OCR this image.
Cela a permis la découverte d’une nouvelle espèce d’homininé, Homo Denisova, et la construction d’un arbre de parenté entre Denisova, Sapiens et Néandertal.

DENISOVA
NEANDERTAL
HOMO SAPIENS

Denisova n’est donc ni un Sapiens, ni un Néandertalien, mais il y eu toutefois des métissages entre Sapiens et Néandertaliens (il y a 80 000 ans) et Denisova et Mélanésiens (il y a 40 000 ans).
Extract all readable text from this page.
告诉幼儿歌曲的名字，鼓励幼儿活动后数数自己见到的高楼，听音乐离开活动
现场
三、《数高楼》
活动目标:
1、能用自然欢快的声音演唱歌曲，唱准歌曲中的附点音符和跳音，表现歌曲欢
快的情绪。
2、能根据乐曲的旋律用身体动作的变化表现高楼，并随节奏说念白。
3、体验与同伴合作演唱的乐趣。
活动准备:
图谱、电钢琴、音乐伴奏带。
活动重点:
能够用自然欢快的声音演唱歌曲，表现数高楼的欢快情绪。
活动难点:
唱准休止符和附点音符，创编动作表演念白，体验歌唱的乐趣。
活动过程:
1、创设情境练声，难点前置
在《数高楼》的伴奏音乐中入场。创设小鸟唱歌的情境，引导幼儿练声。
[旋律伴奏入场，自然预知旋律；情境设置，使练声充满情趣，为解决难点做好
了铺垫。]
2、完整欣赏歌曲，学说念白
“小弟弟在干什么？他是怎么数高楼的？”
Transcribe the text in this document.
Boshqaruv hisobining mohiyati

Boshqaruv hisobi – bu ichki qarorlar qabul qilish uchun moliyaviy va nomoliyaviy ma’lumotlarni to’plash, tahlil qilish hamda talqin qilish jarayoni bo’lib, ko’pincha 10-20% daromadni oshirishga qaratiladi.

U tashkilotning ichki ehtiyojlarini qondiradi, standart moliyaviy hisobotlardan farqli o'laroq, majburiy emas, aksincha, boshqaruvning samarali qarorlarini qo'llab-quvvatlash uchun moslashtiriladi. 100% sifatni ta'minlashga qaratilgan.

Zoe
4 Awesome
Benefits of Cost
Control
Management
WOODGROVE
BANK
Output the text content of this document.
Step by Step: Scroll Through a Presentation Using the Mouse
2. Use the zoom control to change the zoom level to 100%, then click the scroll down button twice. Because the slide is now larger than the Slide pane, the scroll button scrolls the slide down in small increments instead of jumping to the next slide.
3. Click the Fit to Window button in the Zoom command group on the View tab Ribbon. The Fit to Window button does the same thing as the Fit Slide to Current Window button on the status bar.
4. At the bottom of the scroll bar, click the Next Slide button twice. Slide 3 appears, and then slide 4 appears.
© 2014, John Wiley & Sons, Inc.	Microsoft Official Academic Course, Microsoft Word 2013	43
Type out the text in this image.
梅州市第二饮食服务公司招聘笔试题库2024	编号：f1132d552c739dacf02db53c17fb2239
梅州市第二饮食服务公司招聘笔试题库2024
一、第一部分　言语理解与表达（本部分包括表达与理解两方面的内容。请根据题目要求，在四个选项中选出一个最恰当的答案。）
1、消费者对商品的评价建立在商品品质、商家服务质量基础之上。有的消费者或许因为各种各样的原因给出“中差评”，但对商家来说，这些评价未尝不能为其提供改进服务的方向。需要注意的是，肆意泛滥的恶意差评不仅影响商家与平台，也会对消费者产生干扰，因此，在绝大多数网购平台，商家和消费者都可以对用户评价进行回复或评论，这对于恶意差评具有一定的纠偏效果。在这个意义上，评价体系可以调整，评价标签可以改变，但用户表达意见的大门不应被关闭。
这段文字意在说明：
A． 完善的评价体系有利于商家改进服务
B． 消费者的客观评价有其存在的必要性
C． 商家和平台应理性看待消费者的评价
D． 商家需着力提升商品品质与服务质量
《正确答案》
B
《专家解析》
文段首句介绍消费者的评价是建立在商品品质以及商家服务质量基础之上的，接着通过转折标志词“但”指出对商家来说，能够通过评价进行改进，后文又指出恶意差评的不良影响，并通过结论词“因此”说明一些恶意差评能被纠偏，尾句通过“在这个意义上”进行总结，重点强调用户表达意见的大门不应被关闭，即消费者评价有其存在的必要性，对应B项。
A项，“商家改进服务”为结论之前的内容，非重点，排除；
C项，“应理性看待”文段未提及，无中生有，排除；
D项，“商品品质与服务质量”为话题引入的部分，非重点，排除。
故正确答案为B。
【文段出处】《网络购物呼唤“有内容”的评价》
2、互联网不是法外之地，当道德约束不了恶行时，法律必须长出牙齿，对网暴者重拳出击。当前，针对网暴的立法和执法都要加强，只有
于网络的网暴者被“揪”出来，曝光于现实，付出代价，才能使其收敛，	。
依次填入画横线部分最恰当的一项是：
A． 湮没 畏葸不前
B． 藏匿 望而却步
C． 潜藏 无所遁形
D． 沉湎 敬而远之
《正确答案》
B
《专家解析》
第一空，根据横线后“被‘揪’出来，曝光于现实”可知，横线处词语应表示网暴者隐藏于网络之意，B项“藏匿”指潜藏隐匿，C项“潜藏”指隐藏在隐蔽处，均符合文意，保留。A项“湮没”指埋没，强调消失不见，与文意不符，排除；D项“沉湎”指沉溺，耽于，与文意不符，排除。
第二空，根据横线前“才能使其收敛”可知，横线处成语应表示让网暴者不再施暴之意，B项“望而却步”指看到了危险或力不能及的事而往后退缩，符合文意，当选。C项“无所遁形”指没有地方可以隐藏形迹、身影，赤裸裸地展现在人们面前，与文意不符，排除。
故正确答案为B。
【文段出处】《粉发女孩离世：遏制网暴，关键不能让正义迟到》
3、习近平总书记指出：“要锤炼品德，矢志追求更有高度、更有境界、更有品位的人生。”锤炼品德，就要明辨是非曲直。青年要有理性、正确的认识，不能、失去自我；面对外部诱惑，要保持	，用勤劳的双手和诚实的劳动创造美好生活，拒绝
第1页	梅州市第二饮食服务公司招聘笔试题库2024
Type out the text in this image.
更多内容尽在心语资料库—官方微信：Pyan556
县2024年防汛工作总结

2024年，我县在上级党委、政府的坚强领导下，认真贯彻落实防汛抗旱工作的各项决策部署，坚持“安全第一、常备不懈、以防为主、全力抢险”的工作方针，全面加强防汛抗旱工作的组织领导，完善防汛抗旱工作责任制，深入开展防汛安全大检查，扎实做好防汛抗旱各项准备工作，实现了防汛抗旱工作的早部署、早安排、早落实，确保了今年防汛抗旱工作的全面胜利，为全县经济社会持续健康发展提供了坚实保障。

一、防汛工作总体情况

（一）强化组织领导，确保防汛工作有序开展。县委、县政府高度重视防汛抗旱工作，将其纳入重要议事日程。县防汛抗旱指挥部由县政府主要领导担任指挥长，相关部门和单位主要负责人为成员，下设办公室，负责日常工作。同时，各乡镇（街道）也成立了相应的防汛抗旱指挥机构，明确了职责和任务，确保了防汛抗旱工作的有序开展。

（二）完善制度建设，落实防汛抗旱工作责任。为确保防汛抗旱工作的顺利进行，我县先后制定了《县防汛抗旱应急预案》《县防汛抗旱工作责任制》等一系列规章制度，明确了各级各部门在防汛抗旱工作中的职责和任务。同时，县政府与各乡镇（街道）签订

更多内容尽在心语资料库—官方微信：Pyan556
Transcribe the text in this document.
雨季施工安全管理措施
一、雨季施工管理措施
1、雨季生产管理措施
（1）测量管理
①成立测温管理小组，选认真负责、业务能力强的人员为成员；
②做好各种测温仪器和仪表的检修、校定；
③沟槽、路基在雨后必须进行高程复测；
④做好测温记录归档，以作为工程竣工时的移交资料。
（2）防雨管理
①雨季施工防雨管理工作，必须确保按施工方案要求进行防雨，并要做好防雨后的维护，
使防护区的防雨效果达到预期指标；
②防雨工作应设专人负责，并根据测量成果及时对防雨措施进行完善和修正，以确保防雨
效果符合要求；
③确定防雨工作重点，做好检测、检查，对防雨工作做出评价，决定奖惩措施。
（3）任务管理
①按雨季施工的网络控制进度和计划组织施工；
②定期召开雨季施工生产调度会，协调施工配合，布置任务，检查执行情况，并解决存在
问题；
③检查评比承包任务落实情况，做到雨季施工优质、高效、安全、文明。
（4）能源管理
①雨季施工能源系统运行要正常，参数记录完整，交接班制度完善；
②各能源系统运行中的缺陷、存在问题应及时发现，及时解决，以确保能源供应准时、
= = = = = = =
#### [What you should do]
Filter lines by "文段出处" and return each hit.

#### [Answer to this problem]
【文段出处】《网络购物呼唤“有内容”的评价》
【文段出处】《粉发女孩离世：遏制网暴，关键不能让正义迟到》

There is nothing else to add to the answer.